(Excerpts from a figure dataset)
==========

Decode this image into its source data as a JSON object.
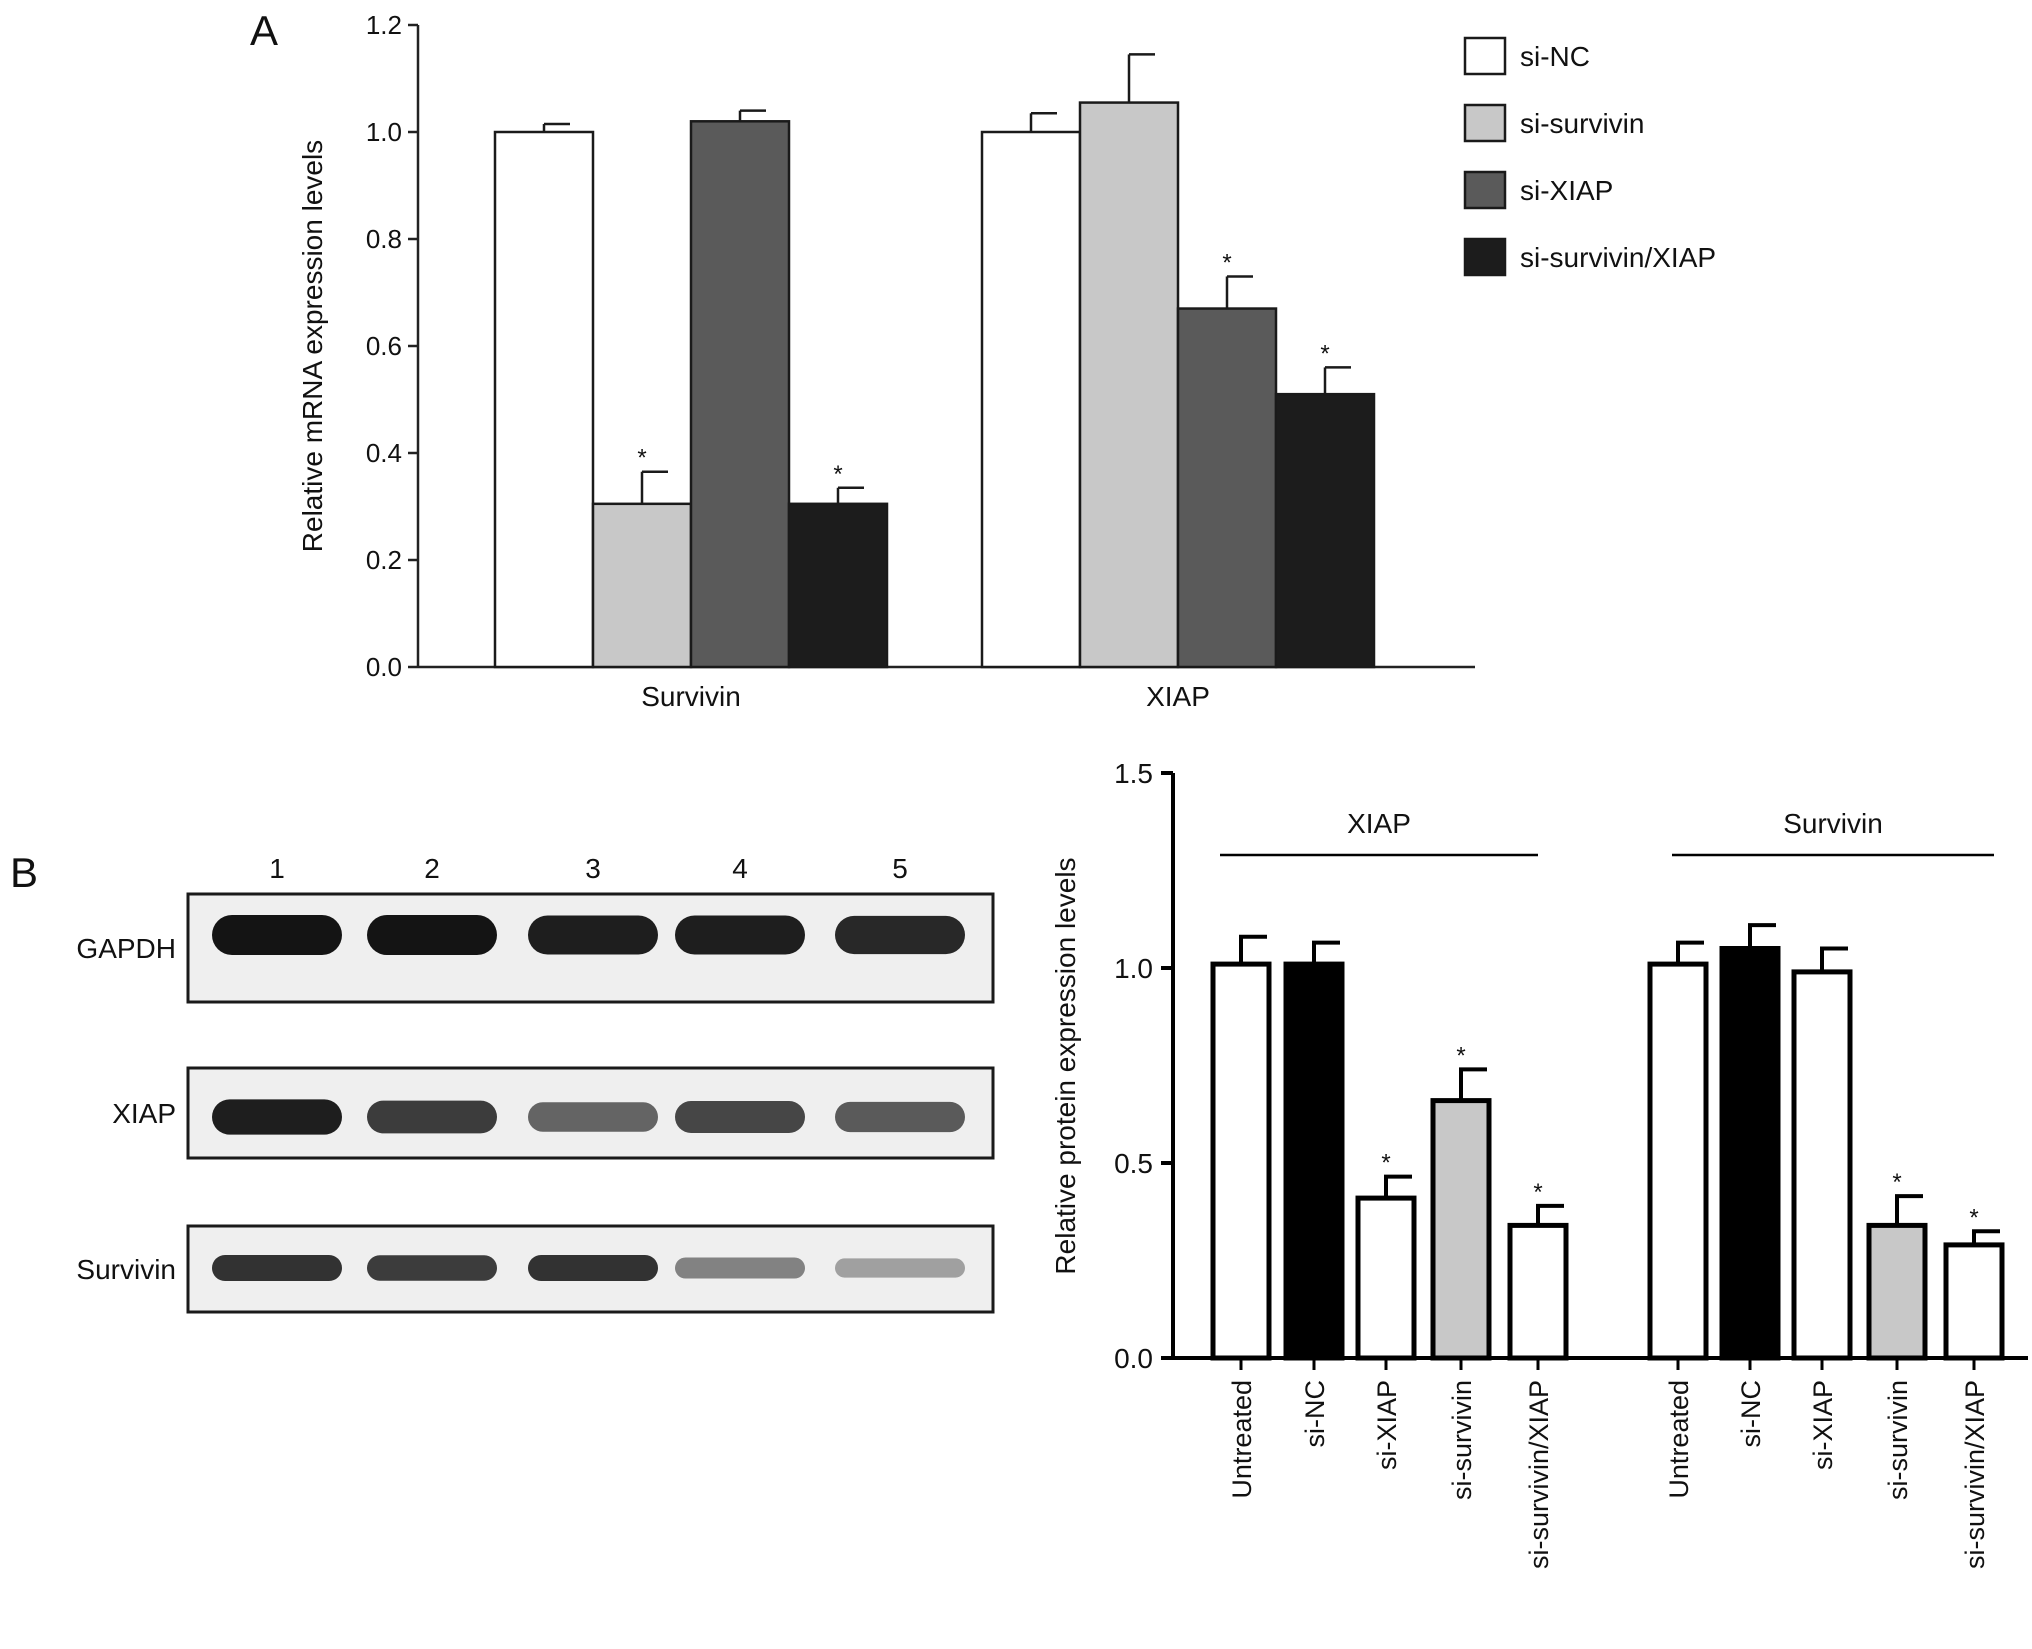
{
  "panels": {
    "a": {
      "letter": "A"
    },
    "b": {
      "letter": "B"
    }
  },
  "chart_data": [
    {
      "type": "bar",
      "panel": "A",
      "categories": [
        "Survivin",
        "XIAP"
      ],
      "ylabel": "Relative mRNA expression levels",
      "xlabel": "",
      "ylim": [
        0,
        1.2
      ],
      "yticks": [
        "0.0",
        "0.2",
        "0.4",
        "0.6",
        "0.8",
        "1.0",
        "1.2"
      ],
      "legend_position": "top-right",
      "series": [
        {
          "name": "si-NC",
          "color": "#ffffff",
          "values": [
            1.0,
            1.0
          ],
          "errors": [
            0.015,
            0.035
          ],
          "significant": [
            false,
            false
          ]
        },
        {
          "name": "si-survivin",
          "color": "#c8c8c8",
          "values": [
            0.305,
            1.055
          ],
          "errors": [
            0.06,
            0.09
          ],
          "significant": [
            true,
            false
          ]
        },
        {
          "name": "si-XIAP",
          "color": "#5a5a5a",
          "values": [
            1.02,
            0.67
          ],
          "errors": [
            0.02,
            0.06
          ],
          "significant": [
            false,
            true
          ]
        },
        {
          "name": "si-survivin/XIAP",
          "color": "#1c1c1c",
          "values": [
            0.305,
            0.51
          ],
          "errors": [
            0.03,
            0.05
          ],
          "significant": [
            true,
            true
          ]
        }
      ],
      "significance_marker": "*"
    },
    {
      "type": "bar",
      "panel": "B",
      "ylabel": "Relative protein expression levels",
      "xlabel": "",
      "ylim": [
        0,
        1.5
      ],
      "yticks": [
        "0.0",
        "0.5",
        "1.0",
        "1.5"
      ],
      "groups": [
        {
          "name": "XIAP",
          "categories": [
            "Untreated",
            "si-NC",
            "si-XIAP",
            "si-survivin",
            "si-survivin/XIAP"
          ],
          "values": [
            1.01,
            1.01,
            0.41,
            0.66,
            0.34
          ],
          "errors": [
            0.07,
            0.055,
            0.055,
            0.08,
            0.05
          ],
          "fills": [
            "#ffffff",
            "#000000",
            "#ffffff",
            "#c8c8c8",
            "#ffffff"
          ],
          "significant": [
            false,
            false,
            true,
            true,
            true
          ]
        },
        {
          "name": "Survivin",
          "categories": [
            "Untreated",
            "si-NC",
            "si-XIAP",
            "si-survivin",
            "si-survivin/XIAP"
          ],
          "values": [
            1.01,
            1.05,
            0.99,
            0.34,
            0.29
          ],
          "errors": [
            0.055,
            0.06,
            0.06,
            0.075,
            0.035
          ],
          "fills": [
            "#ffffff",
            "#000000",
            "#ffffff",
            "#c8c8c8",
            "#ffffff"
          ],
          "significant": [
            false,
            false,
            false,
            true,
            true
          ]
        }
      ],
      "significance_marker": "*"
    }
  ],
  "western_blot": {
    "lanes": [
      "1",
      "2",
      "3",
      "4",
      "5"
    ],
    "rows": [
      {
        "label": "GAPDH",
        "intensities": [
          1.0,
          1.0,
          0.95,
          0.95,
          0.9
        ]
      },
      {
        "label": "XIAP",
        "intensities": [
          0.95,
          0.8,
          0.6,
          0.75,
          0.65
        ]
      },
      {
        "label": "Survivin",
        "intensities": [
          0.85,
          0.8,
          0.85,
          0.45,
          0.3
        ]
      }
    ]
  }
}
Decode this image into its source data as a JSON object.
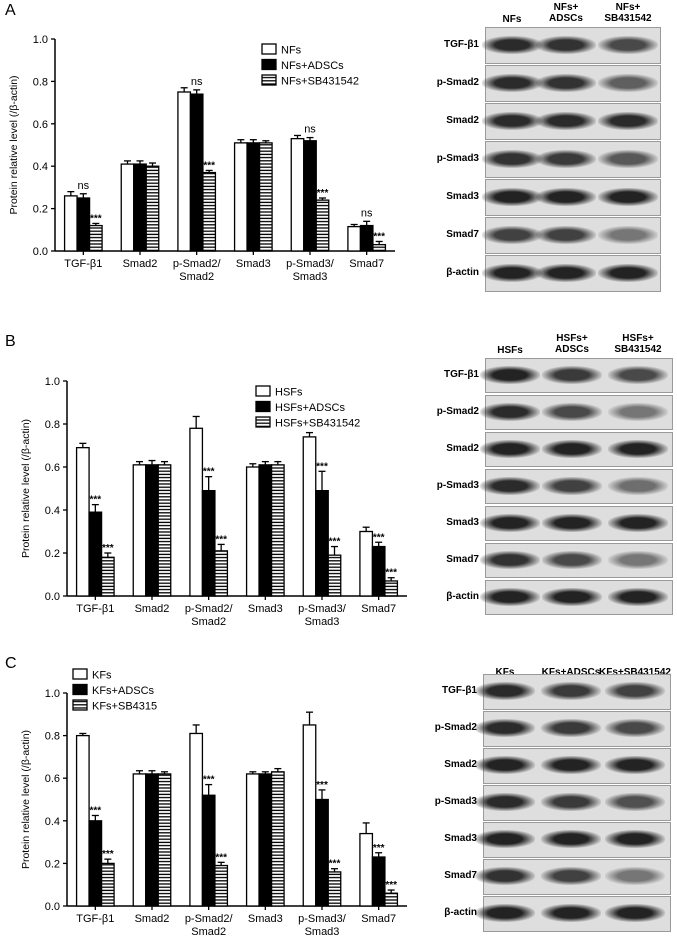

==========

### Problem details
The records above need to be copied exactly, though not their pictures.

### Answer box
Decode this image into its source data as a JSON object.
{
  "panels": {
    "a": {
      "letter": "A"
    },
    "b": {
      "letter": "B"
    }
  },
  "chart_data": [
    {
      "type": "bar",
      "panel": "A",
      "categories": [
        "Survivin",
        "XIAP"
      ],
      "ylabel": "Relative mRNA expression levels",
      "xlabel": "",
      "ylim": [
        0,
        1.2
      ],
      "yticks": [
        "0.0",
        "0.2",
        "0.4",
        "0.6",
        "0.8",
        "1.0",
        "1.2"
      ],
      "legend_position": "top-right",
      "series": [
        {
          "name": "si-NC",
          "color": "#ffffff",
          "values": [
            1.0,
            1.0
          ],
          "errors": [
            0.015,
            0.035
          ],
          "significant": [
            false,
            false
          ]
        },
        {
          "name": "si-survivin",
          "color": "#c8c8c8",
          "values": [
            0.305,
            1.055
          ],
          "errors": [
            0.06,
            0.09
          ],
          "significant": [
            true,
            false
          ]
        },
        {
          "name": "si-XIAP",
          "color": "#5a5a5a",
          "values": [
            1.02,
            0.67
          ],
          "errors": [
            0.02,
            0.06
          ],
          "significant": [
            false,
            true
          ]
        },
        {
          "name": "si-survivin/XIAP",
          "color": "#1c1c1c",
          "values": [
            0.305,
            0.51
          ],
          "errors": [
            0.03,
            0.05
          ],
          "significant": [
            true,
            true
          ]
        }
      ],
      "significance_marker": "*"
    },
    {
      "type": "bar",
      "panel": "B",
      "ylabel": "Relative protein expression levels",
      "xlabel": "",
      "ylim": [
        0,
        1.5
      ],
      "yticks": [
        "0.0",
        "0.5",
        "1.0",
        "1.5"
      ],
      "groups": [
        {
          "name": "XIAP",
          "categories": [
            "Untreated",
            "si-NC",
            "si-XIAP",
            "si-survivin",
            "si-survivin/XIAP"
          ],
          "values": [
            1.01,
            1.01,
            0.41,
            0.66,
            0.34
          ],
          "errors": [
            0.07,
            0.055,
            0.055,
            0.08,
            0.05
          ],
          "fills": [
            "#ffffff",
            "#000000",
            "#ffffff",
            "#c8c8c8",
            "#ffffff"
          ],
          "significant": [
            false,
            false,
            true,
            true,
            true
          ]
        },
        {
          "name": "Survivin",
          "categories": [
            "Untreated",
            "si-NC",
            "si-XIAP",
            "si-survivin",
            "si-survivin/XIAP"
          ],
          "values": [
            1.01,
            1.05,
            0.99,
            0.34,
            0.29
          ],
          "errors": [
            0.055,
            0.06,
            0.06,
            0.075,
            0.035
          ],
          "fills": [
            "#ffffff",
            "#000000",
            "#ffffff",
            "#c8c8c8",
            "#ffffff"
          ],
          "significant": [
            false,
            false,
            false,
            true,
            true
          ]
        }
      ],
      "significance_marker": "*"
    }
  ],
  "western_blot": {
    "lanes": [
      "1",
      "2",
      "3",
      "4",
      "5"
    ],
    "rows": [
      {
        "label": "GAPDH",
        "intensities": [
          1.0,
          1.0,
          0.95,
          0.95,
          0.9
        ]
      },
      {
        "label": "XIAP",
        "intensities": [
          0.95,
          0.8,
          0.6,
          0.75,
          0.65
        ]
      },
      {
        "label": "Survivin",
        "intensities": [
          0.85,
          0.8,
          0.85,
          0.45,
          0.3
        ]
      }
    ]
  }
}
Decode this image into its source data as a JSON object.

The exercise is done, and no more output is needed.